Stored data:

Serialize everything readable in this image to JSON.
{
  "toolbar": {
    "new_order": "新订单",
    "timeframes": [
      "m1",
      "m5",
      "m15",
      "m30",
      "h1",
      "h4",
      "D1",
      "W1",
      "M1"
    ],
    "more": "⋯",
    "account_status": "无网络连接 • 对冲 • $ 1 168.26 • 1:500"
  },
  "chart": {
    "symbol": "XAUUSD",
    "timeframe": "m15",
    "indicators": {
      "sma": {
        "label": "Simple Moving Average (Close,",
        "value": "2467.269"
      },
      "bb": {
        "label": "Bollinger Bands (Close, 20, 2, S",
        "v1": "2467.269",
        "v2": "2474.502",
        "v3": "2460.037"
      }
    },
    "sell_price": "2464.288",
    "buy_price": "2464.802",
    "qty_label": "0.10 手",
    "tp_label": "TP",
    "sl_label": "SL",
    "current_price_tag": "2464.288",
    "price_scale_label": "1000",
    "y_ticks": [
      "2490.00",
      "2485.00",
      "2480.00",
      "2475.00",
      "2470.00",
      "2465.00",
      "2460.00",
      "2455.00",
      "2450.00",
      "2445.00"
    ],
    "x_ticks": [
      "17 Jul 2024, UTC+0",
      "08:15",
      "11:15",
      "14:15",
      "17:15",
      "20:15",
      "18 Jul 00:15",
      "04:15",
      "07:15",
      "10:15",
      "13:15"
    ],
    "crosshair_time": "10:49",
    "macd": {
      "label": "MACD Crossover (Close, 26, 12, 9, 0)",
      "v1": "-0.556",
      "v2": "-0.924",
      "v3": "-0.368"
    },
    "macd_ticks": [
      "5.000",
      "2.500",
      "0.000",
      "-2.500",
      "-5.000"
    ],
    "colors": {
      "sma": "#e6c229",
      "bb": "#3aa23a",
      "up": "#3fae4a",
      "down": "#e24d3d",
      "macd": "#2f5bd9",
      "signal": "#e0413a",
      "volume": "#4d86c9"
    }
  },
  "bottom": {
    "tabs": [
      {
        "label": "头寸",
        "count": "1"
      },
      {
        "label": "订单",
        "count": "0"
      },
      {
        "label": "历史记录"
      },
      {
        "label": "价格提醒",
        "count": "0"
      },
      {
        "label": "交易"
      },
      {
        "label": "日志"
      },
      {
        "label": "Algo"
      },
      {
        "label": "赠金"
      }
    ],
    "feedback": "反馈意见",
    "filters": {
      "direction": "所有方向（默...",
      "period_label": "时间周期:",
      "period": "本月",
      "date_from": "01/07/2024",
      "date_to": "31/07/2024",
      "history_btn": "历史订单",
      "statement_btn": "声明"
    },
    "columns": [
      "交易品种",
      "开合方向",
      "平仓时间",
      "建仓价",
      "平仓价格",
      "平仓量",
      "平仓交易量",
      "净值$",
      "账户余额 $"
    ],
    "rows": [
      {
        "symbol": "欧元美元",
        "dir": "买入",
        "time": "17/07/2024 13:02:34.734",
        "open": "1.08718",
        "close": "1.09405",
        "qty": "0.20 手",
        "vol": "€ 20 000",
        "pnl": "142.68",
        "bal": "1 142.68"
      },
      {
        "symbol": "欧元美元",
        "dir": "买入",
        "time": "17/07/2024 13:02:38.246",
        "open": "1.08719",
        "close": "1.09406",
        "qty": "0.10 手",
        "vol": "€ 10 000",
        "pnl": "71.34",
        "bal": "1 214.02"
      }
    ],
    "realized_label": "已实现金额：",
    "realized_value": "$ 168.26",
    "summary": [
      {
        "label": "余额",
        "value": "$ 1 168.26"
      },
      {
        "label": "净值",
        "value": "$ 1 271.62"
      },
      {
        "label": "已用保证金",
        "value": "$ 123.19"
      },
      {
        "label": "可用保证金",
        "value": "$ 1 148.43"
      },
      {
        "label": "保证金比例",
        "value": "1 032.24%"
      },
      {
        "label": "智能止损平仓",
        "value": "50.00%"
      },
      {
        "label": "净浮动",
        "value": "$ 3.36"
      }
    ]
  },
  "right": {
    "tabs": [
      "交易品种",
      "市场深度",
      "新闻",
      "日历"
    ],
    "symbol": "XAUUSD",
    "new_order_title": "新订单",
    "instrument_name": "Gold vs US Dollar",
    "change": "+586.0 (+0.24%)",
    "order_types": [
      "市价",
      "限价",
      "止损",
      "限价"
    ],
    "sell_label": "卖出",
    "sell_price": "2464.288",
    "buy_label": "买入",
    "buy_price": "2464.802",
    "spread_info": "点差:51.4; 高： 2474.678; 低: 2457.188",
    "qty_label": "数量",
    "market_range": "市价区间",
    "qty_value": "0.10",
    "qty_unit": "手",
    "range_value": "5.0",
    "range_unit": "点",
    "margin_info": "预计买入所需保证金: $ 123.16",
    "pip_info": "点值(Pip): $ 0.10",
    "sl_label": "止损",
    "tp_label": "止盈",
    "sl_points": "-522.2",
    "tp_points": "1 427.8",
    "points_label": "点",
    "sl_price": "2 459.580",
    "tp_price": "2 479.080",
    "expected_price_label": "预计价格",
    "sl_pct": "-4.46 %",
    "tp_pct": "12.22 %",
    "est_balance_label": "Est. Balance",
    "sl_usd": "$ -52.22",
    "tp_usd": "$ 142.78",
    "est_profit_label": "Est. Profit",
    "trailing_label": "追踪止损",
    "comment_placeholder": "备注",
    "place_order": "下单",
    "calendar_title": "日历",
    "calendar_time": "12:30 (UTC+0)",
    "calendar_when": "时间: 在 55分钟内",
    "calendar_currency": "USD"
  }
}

What is required ▸
Write the complete data out, exactly as above.

Answer below ▸
Serialize everything readable in this image to JSON.
{
  "toolbar": {
    "new_order": "新订单",
    "timeframes": [
      "m1",
      "m5",
      "m15",
      "m30",
      "h1",
      "h4",
      "D1",
      "W1",
      "M1"
    ],
    "more": "⋯",
    "account_status": "无网络连接 • 对冲 • $ 1 168.26 • 1:500"
  },
  "chart": {
    "symbol": "XAUUSD",
    "timeframe": "m15",
    "indicators": {
      "sma": {
        "label": "Simple Moving Average (Close,",
        "value": "2467.269"
      },
      "bb": {
        "label": "Bollinger Bands (Close, 20, 2, S",
        "v1": "2467.269",
        "v2": "2474.502",
        "v3": "2460.037"
      }
    },
    "sell_price": "2464.288",
    "buy_price": "2464.802",
    "qty_label": "0.10 手",
    "tp_label": "TP",
    "sl_label": "SL",
    "current_price_tag": "2464.288",
    "price_scale_label": "1000",
    "y_ticks": [
      "2490.00",
      "2485.00",
      "2480.00",
      "2475.00",
      "2470.00",
      "2465.00",
      "2460.00",
      "2455.00",
      "2450.00",
      "2445.00"
    ],
    "x_ticks": [
      "17 Jul 2024, UTC+0",
      "08:15",
      "11:15",
      "14:15",
      "17:15",
      "20:15",
      "18 Jul 00:15",
      "04:15",
      "07:15",
      "10:15",
      "13:15"
    ],
    "crosshair_time": "10:49",
    "macd": {
      "label": "MACD Crossover (Close, 26, 12, 9, 0)",
      "v1": "-0.556",
      "v2": "-0.924",
      "v3": "-0.368"
    },
    "macd_ticks": [
      "5.000",
      "2.500",
      "0.000",
      "-2.500",
      "-5.000"
    ],
    "colors": {
      "sma": "#e6c229",
      "bb": "#3aa23a",
      "up": "#3fae4a",
      "down": "#e24d3d",
      "macd": "#2f5bd9",
      "signal": "#e0413a",
      "volume": "#4d86c9"
    }
  },
  "bottom": {
    "tabs": [
      {
        "label": "头寸",
        "count": "1"
      },
      {
        "label": "订单",
        "count": "0"
      },
      {
        "label": "历史记录"
      },
      {
        "label": "价格提醒",
        "count": "0"
      },
      {
        "label": "交易"
      },
      {
        "label": "日志"
      },
      {
        "label": "Algo"
      },
      {
        "label": "赠金"
      }
    ],
    "feedback": "反馈意见",
    "filters": {
      "direction": "所有方向（默...",
      "period_label": "时间周期:",
      "period": "本月",
      "date_from": "01/07/2024",
      "date_to": "31/07/2024",
      "history_btn": "历史订单",
      "statement_btn": "声明"
    },
    "columns": [
      "交易品种",
      "开合方向",
      "平仓时间",
      "建仓价",
      "平仓价格",
      "平仓量",
      "平仓交易量",
      "净值$",
      "账户余额 $"
    ],
    "rows": [
      {
        "symbol": "欧元美元",
        "dir": "买入",
        "time": "17/07/2024 13:02:34.734",
        "open": "1.08718",
        "close": "1.09405",
        "qty": "0.20 手",
        "vol": "€ 20 000",
        "pnl": "142.68",
        "bal": "1 142.68"
      },
      {
        "symbol": "欧元美元",
        "dir": "买入",
        "time": "17/07/2024 13:02:38.246",
        "open": "1.08719",
        "close": "1.09406",
        "qty": "0.10 手",
        "vol": "€ 10 000",
        "pnl": "71.34",
        "bal": "1 214.02"
      }
    ],
    "realized_label": "已实现金额：",
    "realized_value": "$ 168.26",
    "summary": [
      {
        "label": "余额",
        "value": "$ 1 168.26"
      },
      {
        "label": "净值",
        "value": "$ 1 271.62"
      },
      {
        "label": "已用保证金",
        "value": "$ 123.19"
      },
      {
        "label": "可用保证金",
        "value": "$ 1 148.43"
      },
      {
        "label": "保证金比例",
        "value": "1 032.24%"
      },
      {
        "label": "智能止损平仓",
        "value": "50.00%"
      },
      {
        "label": "净浮动",
        "value": "$ 3.36"
      }
    ]
  },
  "right": {
    "tabs": [
      "交易品种",
      "市场深度",
      "新闻",
      "日历"
    ],
    "symbol": "XAUUSD",
    "new_order_title": "新订单",
    "instrument_name": "Gold vs US Dollar",
    "change": "+586.0 (+0.24%)",
    "order_types": [
      "市价",
      "限价",
      "止损",
      "限价"
    ],
    "sell_label": "卖出",
    "sell_price": "2464.288",
    "buy_label": "买入",
    "buy_price": "2464.802",
    "spread_info": "点差:51.4; 高： 2474.678; 低: 2457.188",
    "qty_label": "数量",
    "market_range": "市价区间",
    "qty_value": "0.10",
    "qty_unit": "手",
    "range_value": "5.0",
    "range_unit": "点",
    "margin_info": "预计买入所需保证金: $ 123.16",
    "pip_info": "点值(Pip): $ 0.10",
    "sl_label": "止损",
    "tp_label": "止盈",
    "sl_points": "-522.2",
    "tp_points": "1 427.8",
    "points_label": "点",
    "sl_price": "2 459.580",
    "tp_price": "2 479.080",
    "expected_price_label": "预计价格",
    "sl_pct": "-4.46 %",
    "tp_pct": "12.22 %",
    "est_balance_label": "Est. Balance",
    "sl_usd": "$ -52.22",
    "tp_usd": "$ 142.78",
    "est_profit_label": "Est. Profit",
    "trailing_label": "追踪止损",
    "comment_placeholder": "备注",
    "place_order": "下单",
    "calendar_title": "日历",
    "calendar_time": "12:30 (UTC+0)",
    "calendar_when": "时间: 在 55分钟内",
    "calendar_currency": "USD"
  }
}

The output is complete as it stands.